DATASET RECORDS:
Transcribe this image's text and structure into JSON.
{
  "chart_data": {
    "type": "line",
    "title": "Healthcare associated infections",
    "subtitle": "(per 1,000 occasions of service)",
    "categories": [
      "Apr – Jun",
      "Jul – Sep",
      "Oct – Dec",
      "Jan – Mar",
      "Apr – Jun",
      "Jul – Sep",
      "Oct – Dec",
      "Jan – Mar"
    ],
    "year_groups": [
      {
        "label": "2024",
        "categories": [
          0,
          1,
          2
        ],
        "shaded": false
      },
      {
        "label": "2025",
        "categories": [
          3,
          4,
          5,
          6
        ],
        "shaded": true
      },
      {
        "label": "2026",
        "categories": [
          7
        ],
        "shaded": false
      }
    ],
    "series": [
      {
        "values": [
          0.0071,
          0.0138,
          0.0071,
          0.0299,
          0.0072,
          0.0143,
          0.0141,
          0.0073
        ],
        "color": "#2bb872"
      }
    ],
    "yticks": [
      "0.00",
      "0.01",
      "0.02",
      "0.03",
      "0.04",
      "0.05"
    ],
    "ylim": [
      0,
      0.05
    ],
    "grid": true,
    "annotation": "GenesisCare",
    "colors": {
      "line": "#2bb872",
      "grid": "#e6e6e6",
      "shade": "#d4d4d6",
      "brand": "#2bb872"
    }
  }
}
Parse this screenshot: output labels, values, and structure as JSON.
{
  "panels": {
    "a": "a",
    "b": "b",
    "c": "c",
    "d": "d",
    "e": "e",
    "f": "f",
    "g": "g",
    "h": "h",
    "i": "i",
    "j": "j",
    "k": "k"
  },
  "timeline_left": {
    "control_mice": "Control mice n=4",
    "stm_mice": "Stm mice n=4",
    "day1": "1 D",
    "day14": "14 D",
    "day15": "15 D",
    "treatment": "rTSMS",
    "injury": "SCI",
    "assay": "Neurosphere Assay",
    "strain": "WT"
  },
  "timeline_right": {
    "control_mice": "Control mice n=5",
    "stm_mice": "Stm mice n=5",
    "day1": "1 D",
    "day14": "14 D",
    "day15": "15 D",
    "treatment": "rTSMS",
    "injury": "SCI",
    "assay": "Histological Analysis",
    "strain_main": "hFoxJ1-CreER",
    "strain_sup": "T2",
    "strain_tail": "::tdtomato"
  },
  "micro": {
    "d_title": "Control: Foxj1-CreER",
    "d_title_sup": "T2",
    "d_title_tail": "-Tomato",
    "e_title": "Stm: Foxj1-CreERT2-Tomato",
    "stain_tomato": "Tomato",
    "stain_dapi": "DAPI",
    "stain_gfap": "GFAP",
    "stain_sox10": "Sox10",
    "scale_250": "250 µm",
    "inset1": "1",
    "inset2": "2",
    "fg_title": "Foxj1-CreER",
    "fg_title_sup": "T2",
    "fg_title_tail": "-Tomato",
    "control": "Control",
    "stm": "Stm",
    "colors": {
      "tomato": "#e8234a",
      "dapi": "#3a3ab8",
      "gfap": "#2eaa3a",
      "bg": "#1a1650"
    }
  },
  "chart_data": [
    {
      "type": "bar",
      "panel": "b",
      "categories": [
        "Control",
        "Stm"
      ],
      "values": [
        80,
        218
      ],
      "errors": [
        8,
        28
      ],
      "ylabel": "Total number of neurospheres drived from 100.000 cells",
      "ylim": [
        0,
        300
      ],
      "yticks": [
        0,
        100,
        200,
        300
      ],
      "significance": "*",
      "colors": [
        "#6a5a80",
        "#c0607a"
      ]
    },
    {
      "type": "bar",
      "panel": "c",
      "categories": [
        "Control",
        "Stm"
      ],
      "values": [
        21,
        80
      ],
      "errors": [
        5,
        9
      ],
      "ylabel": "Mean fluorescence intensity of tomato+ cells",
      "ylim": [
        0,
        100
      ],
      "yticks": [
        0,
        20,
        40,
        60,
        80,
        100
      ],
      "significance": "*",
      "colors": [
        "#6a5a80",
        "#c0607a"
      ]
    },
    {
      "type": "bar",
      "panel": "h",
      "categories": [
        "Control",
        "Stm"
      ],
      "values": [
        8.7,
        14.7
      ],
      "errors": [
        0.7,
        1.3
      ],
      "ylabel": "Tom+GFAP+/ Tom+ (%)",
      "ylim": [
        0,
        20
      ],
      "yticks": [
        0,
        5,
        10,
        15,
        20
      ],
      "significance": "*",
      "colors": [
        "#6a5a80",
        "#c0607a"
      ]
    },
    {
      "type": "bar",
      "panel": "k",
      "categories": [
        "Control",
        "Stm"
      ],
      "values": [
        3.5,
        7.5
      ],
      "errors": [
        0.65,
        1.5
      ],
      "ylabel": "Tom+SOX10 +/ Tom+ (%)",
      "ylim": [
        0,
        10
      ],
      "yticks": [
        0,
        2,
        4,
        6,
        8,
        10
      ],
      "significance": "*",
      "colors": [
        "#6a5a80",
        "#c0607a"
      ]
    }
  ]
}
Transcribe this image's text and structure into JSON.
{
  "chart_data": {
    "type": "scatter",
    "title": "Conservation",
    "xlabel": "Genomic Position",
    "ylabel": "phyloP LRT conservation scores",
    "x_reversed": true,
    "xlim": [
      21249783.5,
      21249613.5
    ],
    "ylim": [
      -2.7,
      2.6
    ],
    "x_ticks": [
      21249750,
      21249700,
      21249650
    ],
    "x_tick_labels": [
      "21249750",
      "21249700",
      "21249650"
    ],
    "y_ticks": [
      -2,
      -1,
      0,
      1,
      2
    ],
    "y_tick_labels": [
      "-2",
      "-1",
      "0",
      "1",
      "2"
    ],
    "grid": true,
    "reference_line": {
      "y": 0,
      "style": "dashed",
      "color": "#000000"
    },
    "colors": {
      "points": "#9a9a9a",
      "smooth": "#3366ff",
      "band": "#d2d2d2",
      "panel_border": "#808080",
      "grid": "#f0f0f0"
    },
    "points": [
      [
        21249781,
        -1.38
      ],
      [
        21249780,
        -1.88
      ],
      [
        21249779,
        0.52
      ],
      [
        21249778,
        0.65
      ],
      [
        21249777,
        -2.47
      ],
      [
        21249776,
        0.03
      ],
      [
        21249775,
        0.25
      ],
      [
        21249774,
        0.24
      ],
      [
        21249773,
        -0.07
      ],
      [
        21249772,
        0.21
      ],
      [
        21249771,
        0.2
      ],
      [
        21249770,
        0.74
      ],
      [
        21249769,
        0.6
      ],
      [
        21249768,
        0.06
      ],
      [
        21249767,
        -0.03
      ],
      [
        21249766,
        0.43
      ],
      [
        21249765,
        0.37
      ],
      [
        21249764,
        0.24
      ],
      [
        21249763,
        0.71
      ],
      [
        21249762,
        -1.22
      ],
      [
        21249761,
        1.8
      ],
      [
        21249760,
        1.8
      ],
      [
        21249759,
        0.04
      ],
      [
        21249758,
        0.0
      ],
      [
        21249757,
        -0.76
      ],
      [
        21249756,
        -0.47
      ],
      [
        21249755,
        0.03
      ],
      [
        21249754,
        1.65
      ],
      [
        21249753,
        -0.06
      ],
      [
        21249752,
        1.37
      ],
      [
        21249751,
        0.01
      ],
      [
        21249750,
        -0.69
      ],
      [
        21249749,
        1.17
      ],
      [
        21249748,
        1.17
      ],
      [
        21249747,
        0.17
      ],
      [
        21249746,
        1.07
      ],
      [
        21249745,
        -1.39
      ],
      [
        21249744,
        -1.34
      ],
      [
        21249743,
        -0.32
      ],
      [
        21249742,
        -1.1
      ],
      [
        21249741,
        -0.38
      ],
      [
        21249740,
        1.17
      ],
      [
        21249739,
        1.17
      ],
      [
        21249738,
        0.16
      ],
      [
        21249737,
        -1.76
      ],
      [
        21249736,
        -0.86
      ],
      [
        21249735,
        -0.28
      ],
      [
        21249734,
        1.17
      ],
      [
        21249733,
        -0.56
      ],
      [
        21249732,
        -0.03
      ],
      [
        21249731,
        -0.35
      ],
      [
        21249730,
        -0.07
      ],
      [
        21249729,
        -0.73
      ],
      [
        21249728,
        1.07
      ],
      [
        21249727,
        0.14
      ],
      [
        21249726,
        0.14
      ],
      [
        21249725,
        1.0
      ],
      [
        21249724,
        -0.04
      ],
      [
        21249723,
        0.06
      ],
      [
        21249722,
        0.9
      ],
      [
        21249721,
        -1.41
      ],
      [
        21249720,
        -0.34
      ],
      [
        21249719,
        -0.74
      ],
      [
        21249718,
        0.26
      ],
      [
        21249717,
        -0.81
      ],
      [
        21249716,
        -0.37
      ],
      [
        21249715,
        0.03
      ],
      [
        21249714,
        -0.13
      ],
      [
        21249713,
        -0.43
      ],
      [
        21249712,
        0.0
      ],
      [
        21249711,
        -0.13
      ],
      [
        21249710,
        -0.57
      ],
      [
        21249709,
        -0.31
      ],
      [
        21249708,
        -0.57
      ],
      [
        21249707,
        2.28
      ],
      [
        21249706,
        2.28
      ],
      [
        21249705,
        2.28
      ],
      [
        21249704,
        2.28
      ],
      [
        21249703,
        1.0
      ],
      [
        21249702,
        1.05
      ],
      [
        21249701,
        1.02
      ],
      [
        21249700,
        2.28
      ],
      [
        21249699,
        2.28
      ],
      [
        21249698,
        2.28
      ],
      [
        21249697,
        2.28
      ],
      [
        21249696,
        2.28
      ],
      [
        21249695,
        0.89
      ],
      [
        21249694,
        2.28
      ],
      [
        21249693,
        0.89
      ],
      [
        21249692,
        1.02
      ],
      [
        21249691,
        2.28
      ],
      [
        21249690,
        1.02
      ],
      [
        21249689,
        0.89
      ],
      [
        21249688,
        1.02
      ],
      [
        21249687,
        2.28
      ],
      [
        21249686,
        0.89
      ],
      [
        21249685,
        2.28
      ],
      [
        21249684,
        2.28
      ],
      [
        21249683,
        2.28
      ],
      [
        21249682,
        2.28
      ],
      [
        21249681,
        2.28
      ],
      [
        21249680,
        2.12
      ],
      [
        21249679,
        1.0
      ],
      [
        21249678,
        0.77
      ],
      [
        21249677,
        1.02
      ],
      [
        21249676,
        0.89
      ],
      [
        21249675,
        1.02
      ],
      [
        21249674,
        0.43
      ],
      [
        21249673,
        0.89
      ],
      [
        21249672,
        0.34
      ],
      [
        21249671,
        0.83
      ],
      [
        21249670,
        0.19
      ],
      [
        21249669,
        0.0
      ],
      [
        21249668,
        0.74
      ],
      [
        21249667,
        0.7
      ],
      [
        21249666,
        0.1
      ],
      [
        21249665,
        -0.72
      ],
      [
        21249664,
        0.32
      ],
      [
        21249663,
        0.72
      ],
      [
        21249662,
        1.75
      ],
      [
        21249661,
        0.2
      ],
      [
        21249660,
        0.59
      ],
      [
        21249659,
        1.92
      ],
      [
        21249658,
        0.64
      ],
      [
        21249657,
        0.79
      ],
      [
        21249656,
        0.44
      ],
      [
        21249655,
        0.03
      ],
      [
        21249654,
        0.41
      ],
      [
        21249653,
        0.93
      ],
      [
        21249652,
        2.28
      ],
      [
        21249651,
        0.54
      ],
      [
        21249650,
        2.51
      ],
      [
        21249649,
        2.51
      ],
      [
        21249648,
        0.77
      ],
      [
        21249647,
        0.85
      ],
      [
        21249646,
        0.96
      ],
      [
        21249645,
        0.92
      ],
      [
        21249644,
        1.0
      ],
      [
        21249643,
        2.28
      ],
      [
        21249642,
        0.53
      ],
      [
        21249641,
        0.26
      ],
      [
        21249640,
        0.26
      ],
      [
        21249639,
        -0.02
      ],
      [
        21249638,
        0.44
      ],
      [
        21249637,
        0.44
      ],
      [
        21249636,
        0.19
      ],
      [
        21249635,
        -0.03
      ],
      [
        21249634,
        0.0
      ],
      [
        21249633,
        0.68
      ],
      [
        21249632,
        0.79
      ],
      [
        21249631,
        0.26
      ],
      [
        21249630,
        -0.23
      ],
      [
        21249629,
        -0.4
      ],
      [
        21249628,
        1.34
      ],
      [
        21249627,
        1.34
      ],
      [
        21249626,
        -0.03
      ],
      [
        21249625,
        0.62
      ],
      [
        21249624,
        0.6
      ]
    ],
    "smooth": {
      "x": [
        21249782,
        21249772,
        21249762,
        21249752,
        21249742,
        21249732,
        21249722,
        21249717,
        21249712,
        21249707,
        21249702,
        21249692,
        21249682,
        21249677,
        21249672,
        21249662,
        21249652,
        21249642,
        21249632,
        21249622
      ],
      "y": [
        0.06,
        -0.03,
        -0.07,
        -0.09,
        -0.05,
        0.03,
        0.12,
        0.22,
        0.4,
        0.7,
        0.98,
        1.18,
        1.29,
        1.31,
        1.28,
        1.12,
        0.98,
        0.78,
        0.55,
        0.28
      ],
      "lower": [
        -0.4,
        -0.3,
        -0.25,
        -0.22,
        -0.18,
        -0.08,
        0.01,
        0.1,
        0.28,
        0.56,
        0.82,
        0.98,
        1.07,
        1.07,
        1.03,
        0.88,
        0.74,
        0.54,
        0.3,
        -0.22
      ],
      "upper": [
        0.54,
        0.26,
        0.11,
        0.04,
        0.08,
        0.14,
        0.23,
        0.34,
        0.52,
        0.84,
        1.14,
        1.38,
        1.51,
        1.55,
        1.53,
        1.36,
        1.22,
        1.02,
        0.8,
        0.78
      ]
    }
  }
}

WHAT YOU WILL DO: What is the number of lines above that contain "assay"? Reply with that number only.

ANSWER SPACE: 2